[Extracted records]

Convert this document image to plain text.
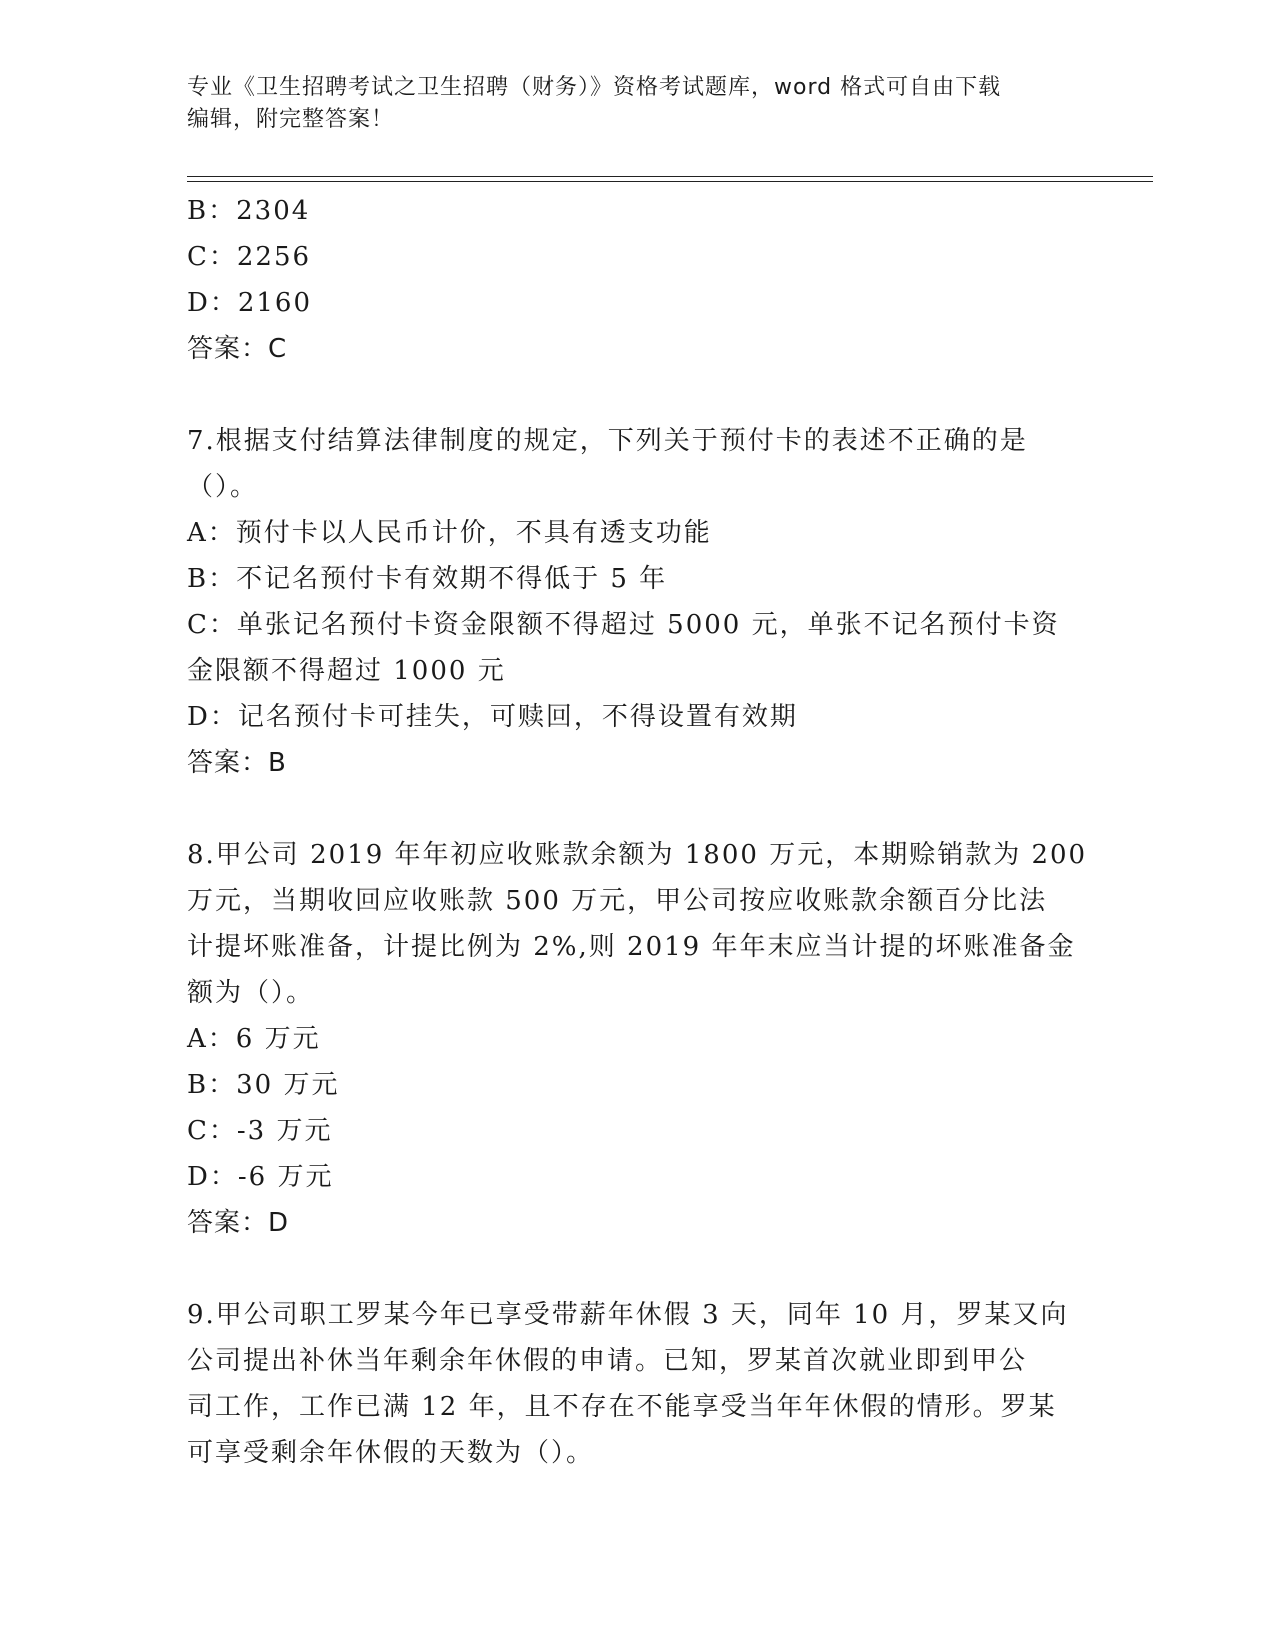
专业《卫生招聘考试之卫生招聘（财务）》资格考试题库，word 格式可自由下载
编辑，附完整答案！
B：2304
C：2256
D：2160
答案：C
7.根据支付结算法律制度的规定，下列关于预付卡的表述不正确的是
（）。
A：预付卡以人民币计价，不具有透支功能
B：不记名预付卡有效期不得低于 5 年
C：单张记名预付卡资金限额不得超过 5000 元，单张不记名预付卡资
金限额不得超过 1000 元
D：记名预付卡可挂失，可赎回，不得设置有效期
答案：B
8.甲公司 2019 年年初应收账款余额为 1800 万元，本期赊销款为 200
万元，当期收回应收账款 500 万元，甲公司按应收账款余额百分比法
计提坏账准备，计提比例为 2%,则 2019 年年末应当计提的坏账准备金
额为（）。
A：6 万元
B：30 万元
C：-3 万元
D：-6 万元
答案：D
9.甲公司职工罗某今年已享受带薪年休假 3 天，同年 10 月，罗某又向
公司提出补休当年剩余年休假的申请。已知，罗某首次就业即到甲公
司工作，工作已满 12 年，且不存在不能享受当年年休假的情形。罗某
可享受剩余年休假的天数为（）。
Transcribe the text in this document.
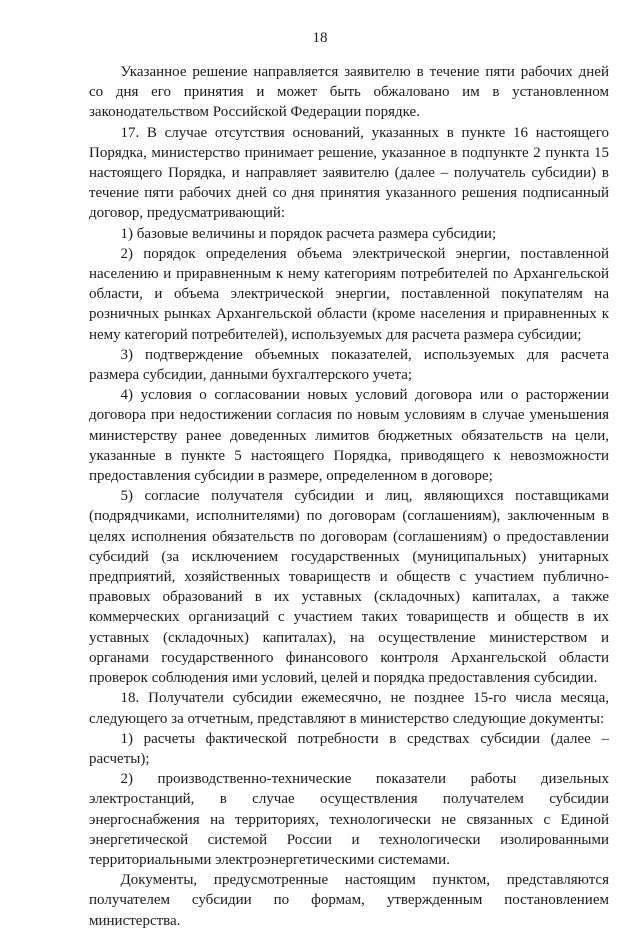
18

Указанное решение направляется заявителю в течение пяти рабочих дней со дня его принятия и может быть обжаловано им в установленном законодательством Российской Федерации порядке.

17. В случае отсутствия оснований, указанных в пункте 16 настоящего Порядка, министерство принимает решение, указанное в подпункте 2 пункта 15 настоящего Порядка, и направляет заявителю (далее – получатель субсидии) в течение пяти рабочих дней со дня принятия указанного решения подписанный договор, предусматривающий:

1) базовые величины и порядок расчета размера субсидии;

2) порядок определения объема электрической энергии, поставленной населению и приравненным к нему категориям потребителей по Архангельской области, и объема электрической энергии, поставленной покупателям на розничных рынках Архангельской области (кроме населения и приравненных к нему категорий потребителей), используемых для расчета размера субсидии;

3) подтверждение объемных показателей, используемых для расчета размера субсидии, данными бухгалтерского учета;

4) условия о согласовании новых условий договора или о расторжении договора при недостижении согласия по новым условиям в случае уменьшения министерству ранее доведенных лимитов бюджетных обязательств на цели, указанные в пункте 5 настоящего Порядка, приводящего к невозможности предоставления субсидии в размере, определенном в договоре;

5) согласие получателя субсидии и лиц, являющихся поставщиками (подрядчиками, исполнителями) по договорам (соглашениям), заключенным в целях исполнения обязательств по договорам (соглашениям) о предоставлении субсидий (за исключением государственных (муниципальных) унитарных предприятий, хозяйственных товариществ и обществ с участием публично-правовых образований в их уставных (складочных) капиталах, а также коммерческих организаций с участием таких товариществ и обществ в их уставных (складочных) капиталах), на осуществление министерством и органами государственного финансового контроля Архангельской области проверок соблюдения ими условий, целей и порядка предоставления субсидии.

18. Получатели субсидии ежемесячно, не позднее 15-го числа месяца, следующего за отчетным, представляют в министерство следующие документы:

1) расчеты фактической потребности в средствах субсидии (далее – расчеты);

2) производственно-технические показатели работы дизельных электростанций, в случае осуществления получателем субсидии энергоснабжения на территориях, технологически не связанных с Единой энергетической системой России и технологически изолированными территориальными электроэнергетическими системами.

Документы, предусмотренные настоящим пунктом, представляются получателем субсидии по формам, утвержденным постановлением министерства.
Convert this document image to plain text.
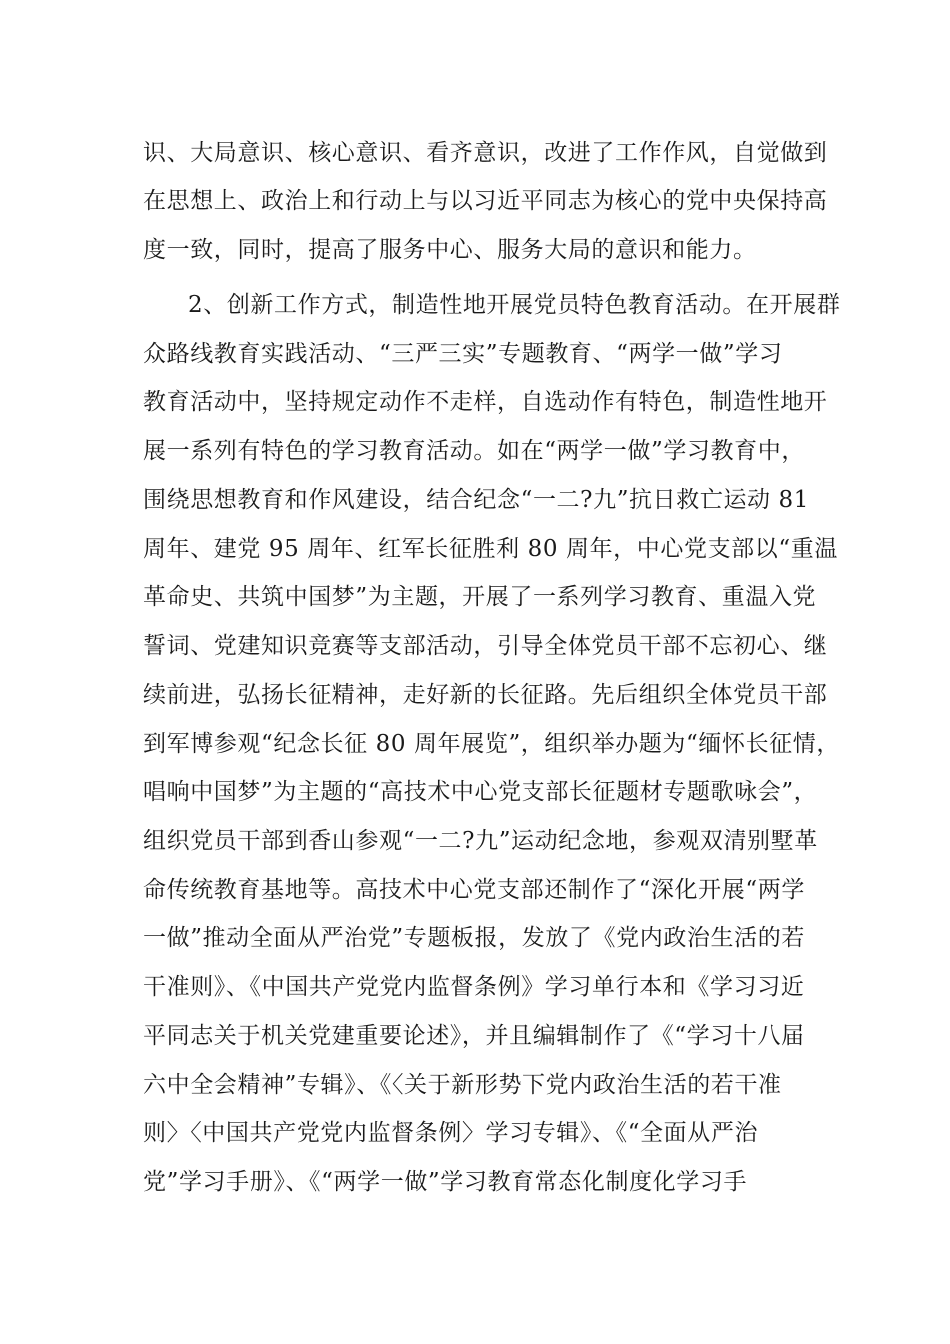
识、大局意识、核心意识、看齐意识，改进了工作作风，自觉做到
在思想上、政治上和行动上与以习近平同志为核心的党中央保持高
度一致，同时，提高了服务中心、服务大局的意识和能力。
2、创新工作方式，制造性地开展党员特色教育活动。在开展群
众路线教育实践活动、“三严三实”专题教育、“两学一做”学习
教育活动中，坚持规定动作不走样，自选动作有特色，制造性地开
展一系列有特色的学习教育活动。如在“两学一做”学习教育中，
围绕思想教育和作风建设，结合纪念“一二?九”抗日救亡运动 81
周年、建党 95 周年、红军长征胜利 80 周年，中心党支部以“重温
革命史、共筑中国梦”为主题，开展了一系列学习教育、重温入党
誓词、党建知识竞赛等支部活动，引导全体党员干部不忘初心、继
续前进，弘扬长征精神，走好新的长征路。先后组织全体党员干部
到军博参观“纪念长征 80 周年展览”，组织举办题为“缅怀长征情，
唱响中国梦”为主题的“高技术中心党支部长征题材专题歌咏会”，
组织党员干部到香山参观“一二?九”运动纪念地，参观双清别墅革
命传统教育基地等。高技术中心党支部还制作了“深化开展“两学
一做”推动全面从严治党”专题板报，发放了《党内政治生活的若
干准则》、《中国共产党党内监督条例》学习单行本和《学习习近
平同志关于机关党建重要论述》，并且编辑制作了《“学习十八届
六中全会精神”专辑》、《〈关于新形势下党内政治生活的若干准
则〉〈中国共产党党内监督条例〉学习专辑》、《“全面从严治
党”学习手册》、《“两学一做”学习教育常态化制度化学习手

- **THE EXERCISE**
Check each line of the data above for the word "中国共产党党内监督条例" and say how many lines contain it, giving nothing besides the number.

- **SOLUTION FOR THIS EXERCISE**
2